### Source passage
┌──
At a higher level we are also mapping the human brain, using the tools that I happen to pursue. Technology such as magnetic resonance imaging or positron emission tomography permit us to look inside the human head and literally watch the brain think and feel. Within a few minutes after obtaining an MR scan, we can give someone a picture of her brain and tell her its size in cubic centimeters and how much of it is gray matter and how much is white matter. Only a few years ago such vivid pictures of the whole brain surface could only be obtained after death, but now we can obtain these measures in living human beings, repeat them every year if we wish, and plot how the brain is growing in young children or shrinking in older people as they age. We can see the brain shift its blood flow to multiple interconnected regions when people perform the many complex mental tasks that make us human - remembering the past, planning the future, or feeling joy or sorrow. Through magnetoencephalography we can even watch this happen in real time, observing how the visual cortex records an image of the face and then passes it on to areas such as frontal or temporal lobes so the brain can recognize whose face it is. And we can see how the brains of people with illnesses such as schizophrenia or Alzheimer's disease or autism perform these mental activities differently. Someday these imaging tools may permit us to predict who is likely to become ill even before the illness itself begins. Such measures of personal brain endowment may also someday tell us what each person not only "is", but also is going to become, at the biological level. Again, will we know how to use this information wisely, once we have it? Will we use it to prevent diseases and develop new treatments, or will we use it to find more sophisticated ways to discriminate against and stigmatize the unfortunate people who have or will develop brain illnesses such as schizophrenia?
└──
### What the task requires
Could you pick up the passage on brain imaging after its final sentence and carry it forward? You can set the rows aside; they aren't needed.

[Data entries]
┌──
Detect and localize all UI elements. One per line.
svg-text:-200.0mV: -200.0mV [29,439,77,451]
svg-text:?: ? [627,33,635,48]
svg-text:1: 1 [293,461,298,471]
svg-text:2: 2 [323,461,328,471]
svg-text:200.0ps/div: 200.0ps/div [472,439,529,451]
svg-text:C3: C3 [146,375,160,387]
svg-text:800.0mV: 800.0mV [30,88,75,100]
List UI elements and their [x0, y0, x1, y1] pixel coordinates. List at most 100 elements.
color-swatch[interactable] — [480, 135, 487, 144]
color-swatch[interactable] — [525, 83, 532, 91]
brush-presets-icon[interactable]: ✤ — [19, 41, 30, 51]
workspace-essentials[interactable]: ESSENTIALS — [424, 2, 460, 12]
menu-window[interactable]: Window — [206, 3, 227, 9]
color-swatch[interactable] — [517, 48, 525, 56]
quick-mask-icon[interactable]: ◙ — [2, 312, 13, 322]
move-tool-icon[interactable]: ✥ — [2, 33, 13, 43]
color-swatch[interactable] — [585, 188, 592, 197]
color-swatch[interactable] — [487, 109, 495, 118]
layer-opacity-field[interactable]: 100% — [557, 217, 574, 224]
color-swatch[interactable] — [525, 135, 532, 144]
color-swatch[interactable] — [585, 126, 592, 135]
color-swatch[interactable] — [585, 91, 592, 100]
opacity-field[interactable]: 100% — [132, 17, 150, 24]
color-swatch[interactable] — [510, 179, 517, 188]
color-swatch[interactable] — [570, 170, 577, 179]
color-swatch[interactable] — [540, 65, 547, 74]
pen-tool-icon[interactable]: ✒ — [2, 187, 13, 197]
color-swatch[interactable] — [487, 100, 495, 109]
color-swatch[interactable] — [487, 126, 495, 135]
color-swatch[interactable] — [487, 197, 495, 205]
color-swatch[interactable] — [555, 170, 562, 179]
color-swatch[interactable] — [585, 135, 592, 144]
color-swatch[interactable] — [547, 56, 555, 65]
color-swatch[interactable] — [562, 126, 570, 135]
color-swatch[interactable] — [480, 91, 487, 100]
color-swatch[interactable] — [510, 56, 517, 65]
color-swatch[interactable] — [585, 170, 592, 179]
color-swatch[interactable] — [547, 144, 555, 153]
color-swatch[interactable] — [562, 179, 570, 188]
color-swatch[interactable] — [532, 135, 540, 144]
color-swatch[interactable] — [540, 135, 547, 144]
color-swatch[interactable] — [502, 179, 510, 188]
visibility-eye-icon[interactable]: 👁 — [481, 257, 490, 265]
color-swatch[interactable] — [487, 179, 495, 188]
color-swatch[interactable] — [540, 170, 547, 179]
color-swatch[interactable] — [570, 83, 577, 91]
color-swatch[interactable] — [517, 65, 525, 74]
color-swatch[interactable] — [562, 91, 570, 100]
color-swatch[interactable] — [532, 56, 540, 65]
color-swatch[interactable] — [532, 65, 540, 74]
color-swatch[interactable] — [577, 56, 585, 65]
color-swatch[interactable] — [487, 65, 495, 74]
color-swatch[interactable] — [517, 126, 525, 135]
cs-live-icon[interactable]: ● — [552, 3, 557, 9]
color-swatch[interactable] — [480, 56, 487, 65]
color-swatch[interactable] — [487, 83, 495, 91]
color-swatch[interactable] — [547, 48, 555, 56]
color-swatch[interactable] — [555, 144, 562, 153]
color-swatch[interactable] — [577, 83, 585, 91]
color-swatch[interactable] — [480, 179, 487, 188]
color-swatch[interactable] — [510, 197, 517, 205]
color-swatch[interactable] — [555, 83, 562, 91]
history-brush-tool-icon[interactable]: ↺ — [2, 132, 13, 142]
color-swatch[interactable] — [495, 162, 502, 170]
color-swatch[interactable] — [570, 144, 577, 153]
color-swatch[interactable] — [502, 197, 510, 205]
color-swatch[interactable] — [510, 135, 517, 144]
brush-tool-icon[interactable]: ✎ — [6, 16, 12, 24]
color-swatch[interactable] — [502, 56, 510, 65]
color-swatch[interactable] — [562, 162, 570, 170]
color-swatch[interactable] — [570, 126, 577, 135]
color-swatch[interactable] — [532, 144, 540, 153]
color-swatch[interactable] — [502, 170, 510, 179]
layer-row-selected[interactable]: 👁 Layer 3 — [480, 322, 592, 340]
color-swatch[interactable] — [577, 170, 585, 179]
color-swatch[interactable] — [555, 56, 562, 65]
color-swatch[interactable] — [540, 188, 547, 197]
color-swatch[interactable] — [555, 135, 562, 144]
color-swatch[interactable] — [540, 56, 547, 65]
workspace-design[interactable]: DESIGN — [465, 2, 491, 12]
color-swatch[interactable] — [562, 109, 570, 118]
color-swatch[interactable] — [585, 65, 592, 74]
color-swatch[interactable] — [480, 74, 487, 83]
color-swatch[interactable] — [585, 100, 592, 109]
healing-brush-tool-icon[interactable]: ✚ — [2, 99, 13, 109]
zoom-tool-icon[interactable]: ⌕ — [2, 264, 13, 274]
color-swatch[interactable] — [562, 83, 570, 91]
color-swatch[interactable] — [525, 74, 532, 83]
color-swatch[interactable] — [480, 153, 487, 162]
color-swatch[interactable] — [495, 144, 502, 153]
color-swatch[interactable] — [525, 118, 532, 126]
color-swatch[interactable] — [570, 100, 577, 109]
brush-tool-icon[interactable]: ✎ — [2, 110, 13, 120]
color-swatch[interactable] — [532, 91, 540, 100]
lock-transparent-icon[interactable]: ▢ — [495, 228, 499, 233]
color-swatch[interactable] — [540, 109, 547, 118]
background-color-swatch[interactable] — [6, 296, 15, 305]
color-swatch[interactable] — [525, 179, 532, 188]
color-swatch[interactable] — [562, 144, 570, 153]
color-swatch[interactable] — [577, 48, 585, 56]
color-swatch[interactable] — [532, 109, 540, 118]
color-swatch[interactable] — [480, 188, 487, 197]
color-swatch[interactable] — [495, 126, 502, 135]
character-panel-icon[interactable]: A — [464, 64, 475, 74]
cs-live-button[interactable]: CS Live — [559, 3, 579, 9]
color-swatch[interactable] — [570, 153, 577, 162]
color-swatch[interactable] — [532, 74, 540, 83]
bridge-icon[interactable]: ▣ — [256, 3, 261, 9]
└──
### Answer box
We biological scientists are being inducted into the American Academy of Arts and Sciences, not arts or sciences. C. P. Snow warned many years ago about the dangers of creating "two cultures," the culture of the humanities and the culture of science. My own personal journey has taken me from being a young professor of renaissance English literature to now being a (somewhat) older physician and neuroscientist. Although people sometimes comment on how disparate these two careers are, I personally have been sustained by my training in the humanities on an almost daily basis as I perform my activities as a scientist. In order to use wisely the enormous biological knowledge that we will develop in the 21st Century, we must use it by creating a healthy integration between domains such as philosophy or history and domains such as molecular genetics or neuroscience. Ultimately, we will find the integrity that we need to exploit the promises and avoid the perils of modern biology by creating a unified discourse between the two cultures embodied in this academy, the cultures of Arts and Sciences.

This sense of our 21st century need for oneness, integrity, and integration- whether it be a unity of past, present, and future, of I and Thou, or of arts and sciences - is beautifully expressed by William Butler Yeats in the final lines of one of my favorite poems, "Among School Children":

O chestnut-tree, great-rooted blossomer,
Are you the leaf, the blossom or the bole?
O body swayed to music, O brightening glance,
How can we know the dancer from the dance?